Input material ▸
================================

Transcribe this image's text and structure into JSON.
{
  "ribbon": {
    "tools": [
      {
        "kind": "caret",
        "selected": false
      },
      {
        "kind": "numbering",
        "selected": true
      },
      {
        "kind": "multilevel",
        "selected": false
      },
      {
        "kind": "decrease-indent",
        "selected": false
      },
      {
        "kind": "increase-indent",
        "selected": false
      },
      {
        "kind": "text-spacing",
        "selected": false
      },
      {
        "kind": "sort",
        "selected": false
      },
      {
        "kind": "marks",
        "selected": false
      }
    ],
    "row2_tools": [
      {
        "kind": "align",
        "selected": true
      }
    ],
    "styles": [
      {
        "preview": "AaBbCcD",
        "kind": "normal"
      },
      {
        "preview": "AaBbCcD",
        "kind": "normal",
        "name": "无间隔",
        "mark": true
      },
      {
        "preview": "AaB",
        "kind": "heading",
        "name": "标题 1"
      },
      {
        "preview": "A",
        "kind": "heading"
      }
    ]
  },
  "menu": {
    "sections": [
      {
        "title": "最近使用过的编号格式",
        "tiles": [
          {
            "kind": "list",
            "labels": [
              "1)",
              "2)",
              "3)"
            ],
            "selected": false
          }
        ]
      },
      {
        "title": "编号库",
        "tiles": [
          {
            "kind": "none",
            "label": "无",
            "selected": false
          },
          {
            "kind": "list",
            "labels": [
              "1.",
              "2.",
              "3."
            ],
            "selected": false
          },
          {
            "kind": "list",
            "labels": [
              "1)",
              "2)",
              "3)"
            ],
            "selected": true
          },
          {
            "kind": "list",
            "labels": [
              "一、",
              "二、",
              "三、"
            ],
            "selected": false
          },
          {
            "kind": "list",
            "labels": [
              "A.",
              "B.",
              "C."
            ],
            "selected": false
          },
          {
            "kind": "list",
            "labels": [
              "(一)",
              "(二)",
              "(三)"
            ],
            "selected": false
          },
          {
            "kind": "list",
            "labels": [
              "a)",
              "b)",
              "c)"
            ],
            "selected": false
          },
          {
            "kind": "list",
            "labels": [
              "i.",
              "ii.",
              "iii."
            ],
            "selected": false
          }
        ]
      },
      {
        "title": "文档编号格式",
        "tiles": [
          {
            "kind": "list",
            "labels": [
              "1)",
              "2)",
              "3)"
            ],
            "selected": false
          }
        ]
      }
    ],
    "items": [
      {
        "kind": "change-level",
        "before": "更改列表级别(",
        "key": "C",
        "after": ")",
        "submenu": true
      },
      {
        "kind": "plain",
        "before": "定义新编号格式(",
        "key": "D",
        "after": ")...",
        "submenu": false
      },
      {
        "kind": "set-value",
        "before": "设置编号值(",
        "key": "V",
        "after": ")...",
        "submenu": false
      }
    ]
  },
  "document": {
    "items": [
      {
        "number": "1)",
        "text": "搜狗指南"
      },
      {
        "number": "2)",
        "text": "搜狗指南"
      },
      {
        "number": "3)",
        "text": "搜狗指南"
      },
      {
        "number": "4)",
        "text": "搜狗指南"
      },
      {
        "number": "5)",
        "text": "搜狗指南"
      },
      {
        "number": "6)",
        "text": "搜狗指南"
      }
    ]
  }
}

================================

Task brief ▸
Pull out all lines in the data above that include "true".

Solution ▸
        "selected": true
        "selected": true
        "mark": true
            "selected": true
        "submenu": true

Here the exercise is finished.